→ **EXERCISE BRIEF**: From the rotator cuff tear abstract, list every factor that the first multivariable analysis found significantly associated with posterosuperior rotator cuff tears.

Certain metabolic factors have been proposed as risk factors for a posterosuperior rotator cuff tear. Although metabolic syndrome is of increasing concern in industrialized societies, little information exists regarding its association with posterosuperior rotator cuff tears. The purpose of this study was to determine the risk factors for an atraumatic posterosuperior rotator cuff tear, including metabolic factors and metabolic syndrome.Methods:
This study involved 634 subjects (634 shoulders) drawn from a cohort of rural residents. Posterosuperior rotator cuff tear diagnoses were based on magnetic resonance imaging (MRI) findings. Logistic regression analysis was used to determine the odds ratios (ORs) and 95% confidence intervals (CIs) for various demographic, physical, and social factors, including age, sex, dominant-side involvement, body mass index (BMI), and participation in manual labor; the comorbidities of diabetes, hypertension, dyslipidemia, thyroid dysfunction, ipsilateral carpal tunnel syndrome, and metabolic syndrome; and the serum metabolic parameters of serum lipid profile, glycosylated hemoglobin A1c, and level of thyroid hormone. Two multivariable analyses were performed: the first excluded metabolic syndrome while including diabetes, hypertension, BMI, and hypo-high-density lipoproteinemia (hypo-HDLemia), and the second included metabolic syndrome while excluding the formerly included variables.Results:
Age, BMI, waist circumference, dominant-side involvement, manual labor, diabetes, hypertension, metabolic syndrome, ipsilateral carpel tunnel syndrome, HDL (high-density lipoprotein), and hypo-HDLemia were significantly associated with posterosuperior rotator cuff tears in univariate analyses (p ≤ 0.035). In the first multivariable analysis, age (OR. 1.86 [95% CI, 1.47 to 2.35]), BMI (OR, 1.09 [95% CI, 1.02 to 1.18]), dominant-side involvement (OR, 2.04 [95% CI, 1.38 to 3.01]), manual labor (OR, 9.48 [95% CI, 5.13 to 17.51]), diabetes (OR, 3.38 [95% CI, 1.98 to 5.77]), and hypo-HDLemia (OR, 2.07 [95% CI, 1.30 to 3.29]) were significantly associated with posterosuperior rotator cuff tears (p ≤ 0.019). In the second multivariable analysis, age (OR, 1.85 [95% CI, 1.48 to 2.31]), dominant-side involvement (OR, 1.83 [95% CI, 1.26 to 2.67]), manual labor (OR, 7.71 [95% CI, 4.33 to 13.73]), and metabolic syndrome (OR, 1.98 [95% CI, 1.35 to 2.91]) were significantly associated with posterosuperior rotator cuff tears (p ≤ 0.002).Conclusions:
The metabolic factors of diabetes, BMI, hypo-HDLemia, and metabolic syndrome were significant independent factors associated with the development of posterosuperior rotator cuff tears.Level of Evidence:
Prognostic Level III. See Instructions for Authors for a complete description of levels of evidence.

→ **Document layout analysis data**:
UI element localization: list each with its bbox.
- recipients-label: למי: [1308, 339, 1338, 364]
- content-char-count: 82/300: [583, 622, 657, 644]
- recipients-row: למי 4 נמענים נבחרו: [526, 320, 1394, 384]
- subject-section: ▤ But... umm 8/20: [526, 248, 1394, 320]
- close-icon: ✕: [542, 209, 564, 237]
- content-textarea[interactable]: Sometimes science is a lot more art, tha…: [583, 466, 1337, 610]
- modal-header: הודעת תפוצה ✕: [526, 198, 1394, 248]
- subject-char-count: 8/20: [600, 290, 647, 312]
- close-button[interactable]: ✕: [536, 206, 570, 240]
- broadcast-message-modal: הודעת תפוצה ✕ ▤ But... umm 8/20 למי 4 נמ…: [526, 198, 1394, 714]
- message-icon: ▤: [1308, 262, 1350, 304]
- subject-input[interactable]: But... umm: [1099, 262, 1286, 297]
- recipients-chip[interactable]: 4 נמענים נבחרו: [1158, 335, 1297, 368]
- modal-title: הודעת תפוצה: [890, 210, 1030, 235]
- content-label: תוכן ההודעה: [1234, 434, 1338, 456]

→ **REPLY**: Age, BMI, dominant-side involvement, manual labor, diabetes, and hypo-HDLemia.